**Text to read:**
════════════════════
Looking Back at Holiday Favorites:
One year ago: Classic Gingerbread Cake
Two years ago: Chocolate Walnut Fudge
Three years ago: Chewy Oatmeal-Raisin Cookies
Peppermint Marshmallows
Yield: 90 marshmallows
Prep Time: 30 mins
Resting Time: 11 hrs 30 mins
Total Time: 12 hrs
A batch of homemade peppermint marshmallows is the perfect addition to hot chocolate, or a delightful homemade treat for holiday gift bags!
Rating: 5 out of 5 stars (based on 1 review)
Pin Recipe
Ingredients
- ⅔ cup (80 g) powdered sugar
- ⅓ cup (42.67 g) cornstarch
- 1 cup (250 ml) cold water, divided
- 2½ tablespoons unflavored gelatin
- ⅔ cup (227.33 ml) light corn syrup
- 2 cups (400 g) granulated sugar
- ¼ teaspoon salt
- 2 teaspoons vanilla extract
- ½ teaspoon peppermint extract
Instructions
- Line a 9×13-inch pan with foil, ensuring enough excess foil hangs over the sides of the pan. Spray thoroughly with non-stick cooking spray; set aside.
- In a small bowl, whisk together the powdered sugar and cornstarch until well combined; set aside.
- Pour ½ cup of the cold water into the bowl of an electric mixer fitted with the whisk attachment. Evenly sprinkle the gelatin over the water. Allow it to stand for about 15 minutes, until the gelatin becomes very firm and bloomed.
════════════════════
**Information supplied:**
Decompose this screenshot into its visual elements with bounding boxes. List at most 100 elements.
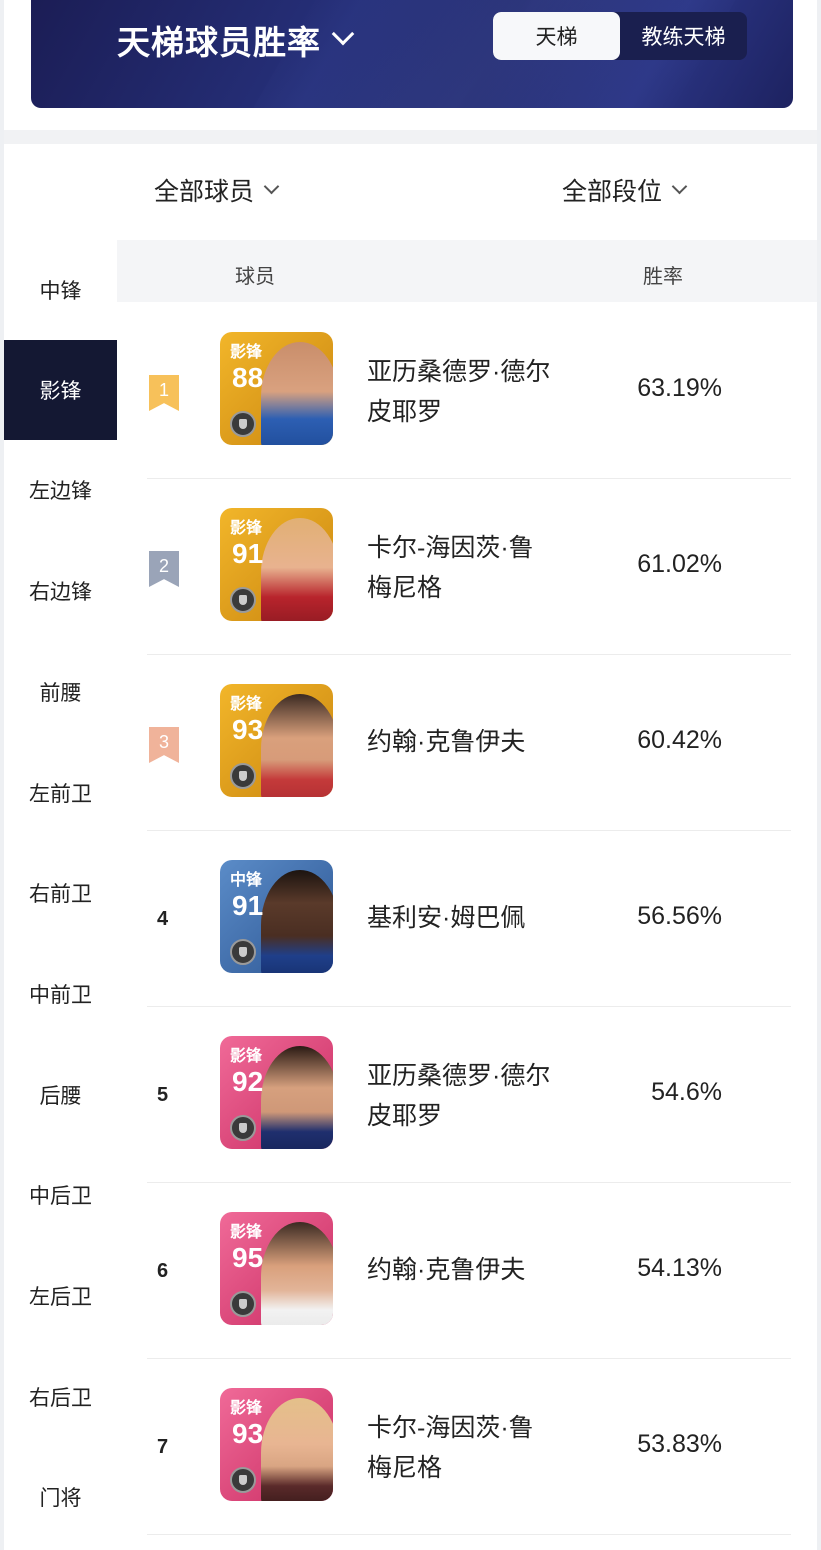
════════════════════
**Exercise instructions:**
• 1. From the peppermint marshmallow recipe, return the passage from "- Pour ½ cup" up to and including "firm and bloomed.", copied word for word.
• 2. Carry the peppermint marshmallow recipe forward from its last line, writing the steps that follow.

**In response:**
• 1.
- Pour ½ cup of the cold water into the bowl of an electric mixer fitted with the whisk attachment. Evenly sprinkle the gelatin over the water. Allow it to stand for about 15 minutes, until the gelatin becomes very firm and bloomed.

• 2.
- Meanwhile, combine the remaining ½ cup of water and the light corn syrup in a medium saucepan. Carefully pour the granulated sugar into the center of the saucepan and add the salt. Place the pan over medium-high heat and bring the mixture to a boil. Gently swirl the pan occasionally to ensure the sugar dissolves completely. Continue to cook until the mixture reaches 240 degrees F on a candy thermometer, which usually takes about 6 to 8 minutes.
- With the electric mixer on low speed, carefully and slowly pour the hot syrup mixture into the gelatin mixture, trying to avoid contact with the sides of the bowl. Once all the syrup is added, gradually increase the mixer speed to high. Whip the mixture continuously for 10 to 12 minutes, or until it becomes very thick, stiff, and glossy, scraping down the bowl as needed to ensure even whipping. Add the vanilla extract and peppermint extract, then mix for about 15 seconds until they are fully incorporated.
- Working quickly, use a spatula that has been sprayed with non-stick cooking spray to scrape the marshmallow mixture into the prepared foil-lined pan. Smooth the top into an even, level layer. Sift 2 tablespoons of the reserved powdered sugar mixture over the surface of the marshmallow. Cover the pan loosely and let it sit overnight at room temperature to set completely.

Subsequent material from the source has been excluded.